• _What you should do_:
Locate the word "information" in the material, then show every line that holds it.

Dataset excerpts
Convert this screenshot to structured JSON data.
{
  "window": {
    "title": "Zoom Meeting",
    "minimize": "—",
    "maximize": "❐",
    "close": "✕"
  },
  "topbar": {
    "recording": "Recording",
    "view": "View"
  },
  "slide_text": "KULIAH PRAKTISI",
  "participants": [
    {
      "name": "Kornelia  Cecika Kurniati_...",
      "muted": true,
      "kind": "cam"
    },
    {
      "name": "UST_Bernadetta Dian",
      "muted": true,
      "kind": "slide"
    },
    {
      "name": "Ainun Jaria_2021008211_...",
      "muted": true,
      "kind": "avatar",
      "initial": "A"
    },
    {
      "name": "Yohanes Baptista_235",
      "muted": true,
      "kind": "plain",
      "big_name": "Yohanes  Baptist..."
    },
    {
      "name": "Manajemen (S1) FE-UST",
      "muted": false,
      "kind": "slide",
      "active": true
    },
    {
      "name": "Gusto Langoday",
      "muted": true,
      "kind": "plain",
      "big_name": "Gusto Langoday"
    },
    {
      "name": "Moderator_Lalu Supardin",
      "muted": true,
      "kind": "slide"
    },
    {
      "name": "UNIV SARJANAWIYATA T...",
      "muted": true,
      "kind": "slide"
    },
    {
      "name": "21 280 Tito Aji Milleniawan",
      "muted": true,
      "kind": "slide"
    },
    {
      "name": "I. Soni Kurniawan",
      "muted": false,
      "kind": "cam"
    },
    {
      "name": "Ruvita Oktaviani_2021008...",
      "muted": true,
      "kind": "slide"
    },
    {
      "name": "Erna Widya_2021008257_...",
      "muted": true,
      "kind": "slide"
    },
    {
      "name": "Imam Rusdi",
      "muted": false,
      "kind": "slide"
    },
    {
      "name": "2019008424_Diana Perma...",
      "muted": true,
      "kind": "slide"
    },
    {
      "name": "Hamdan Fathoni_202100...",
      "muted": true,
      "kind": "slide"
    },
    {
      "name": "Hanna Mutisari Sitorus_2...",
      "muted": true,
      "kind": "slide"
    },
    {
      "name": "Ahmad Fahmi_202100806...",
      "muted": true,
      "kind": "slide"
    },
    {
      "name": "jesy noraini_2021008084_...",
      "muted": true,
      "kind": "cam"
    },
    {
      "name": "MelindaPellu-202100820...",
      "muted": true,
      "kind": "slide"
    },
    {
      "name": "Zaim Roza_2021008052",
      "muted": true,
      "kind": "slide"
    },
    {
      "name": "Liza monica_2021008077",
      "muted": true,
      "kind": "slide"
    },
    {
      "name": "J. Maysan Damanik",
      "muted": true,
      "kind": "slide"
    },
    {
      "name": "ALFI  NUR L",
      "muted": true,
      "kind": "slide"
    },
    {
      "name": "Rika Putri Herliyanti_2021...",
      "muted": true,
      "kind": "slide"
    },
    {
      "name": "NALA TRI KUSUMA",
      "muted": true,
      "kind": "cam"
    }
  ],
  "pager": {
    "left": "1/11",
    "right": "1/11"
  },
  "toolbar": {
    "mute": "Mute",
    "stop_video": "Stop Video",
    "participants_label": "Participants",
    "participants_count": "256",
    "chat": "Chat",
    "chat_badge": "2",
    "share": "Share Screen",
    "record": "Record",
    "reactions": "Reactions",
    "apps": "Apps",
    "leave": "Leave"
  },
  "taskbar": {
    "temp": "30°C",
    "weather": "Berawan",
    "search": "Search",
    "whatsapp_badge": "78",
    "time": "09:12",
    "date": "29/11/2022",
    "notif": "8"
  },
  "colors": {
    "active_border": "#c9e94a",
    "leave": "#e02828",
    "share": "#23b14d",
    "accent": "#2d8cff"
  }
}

---

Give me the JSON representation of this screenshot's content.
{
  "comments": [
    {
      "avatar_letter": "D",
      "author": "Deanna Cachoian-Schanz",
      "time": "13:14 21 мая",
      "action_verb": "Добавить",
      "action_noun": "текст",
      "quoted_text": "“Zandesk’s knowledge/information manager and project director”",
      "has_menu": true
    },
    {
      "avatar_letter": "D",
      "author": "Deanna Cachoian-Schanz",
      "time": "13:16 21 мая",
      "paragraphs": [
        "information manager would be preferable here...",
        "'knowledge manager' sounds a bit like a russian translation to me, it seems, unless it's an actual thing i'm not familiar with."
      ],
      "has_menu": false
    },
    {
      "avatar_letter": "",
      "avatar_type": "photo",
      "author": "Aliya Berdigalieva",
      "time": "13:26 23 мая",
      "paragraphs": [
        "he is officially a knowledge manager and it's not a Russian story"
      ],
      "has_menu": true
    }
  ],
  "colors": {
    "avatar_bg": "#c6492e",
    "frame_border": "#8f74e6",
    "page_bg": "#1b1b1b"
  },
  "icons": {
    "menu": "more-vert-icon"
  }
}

...

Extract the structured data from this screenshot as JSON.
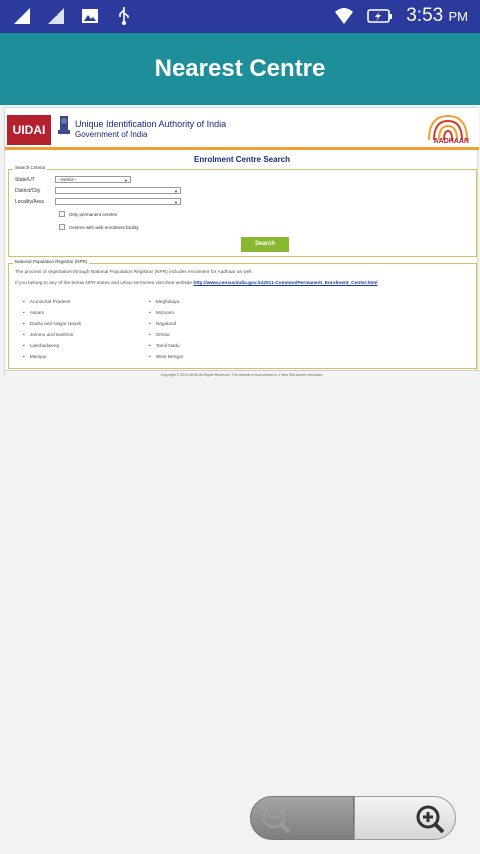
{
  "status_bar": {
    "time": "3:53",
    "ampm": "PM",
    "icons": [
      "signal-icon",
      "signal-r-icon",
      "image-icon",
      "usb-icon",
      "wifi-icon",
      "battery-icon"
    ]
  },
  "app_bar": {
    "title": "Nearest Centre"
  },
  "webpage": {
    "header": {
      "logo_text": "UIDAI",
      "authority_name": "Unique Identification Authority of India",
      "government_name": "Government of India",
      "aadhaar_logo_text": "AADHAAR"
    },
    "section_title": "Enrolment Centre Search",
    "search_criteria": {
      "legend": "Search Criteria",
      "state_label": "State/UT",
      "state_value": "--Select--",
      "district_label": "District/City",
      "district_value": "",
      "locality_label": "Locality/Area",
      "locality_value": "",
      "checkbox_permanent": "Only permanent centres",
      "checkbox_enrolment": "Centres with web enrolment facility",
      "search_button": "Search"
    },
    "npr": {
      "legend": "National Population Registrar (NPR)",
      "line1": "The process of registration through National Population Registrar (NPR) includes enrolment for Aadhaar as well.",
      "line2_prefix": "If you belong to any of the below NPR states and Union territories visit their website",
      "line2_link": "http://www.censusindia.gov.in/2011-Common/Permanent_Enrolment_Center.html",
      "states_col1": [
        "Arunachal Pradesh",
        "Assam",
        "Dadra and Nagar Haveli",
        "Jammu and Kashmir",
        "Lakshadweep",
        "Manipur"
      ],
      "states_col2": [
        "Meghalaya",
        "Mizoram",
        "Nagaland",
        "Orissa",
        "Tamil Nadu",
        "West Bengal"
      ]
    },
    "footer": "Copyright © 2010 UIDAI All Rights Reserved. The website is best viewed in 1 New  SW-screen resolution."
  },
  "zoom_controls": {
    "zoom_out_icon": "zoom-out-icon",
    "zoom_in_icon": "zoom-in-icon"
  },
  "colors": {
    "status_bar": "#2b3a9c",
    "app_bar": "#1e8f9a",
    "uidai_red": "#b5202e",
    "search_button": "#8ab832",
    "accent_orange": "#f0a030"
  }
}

• _Output of the task_:
      "quoted_text": "“Zandesk’s knowledge/information manager and project director”",
        "information manager would be preferable here...",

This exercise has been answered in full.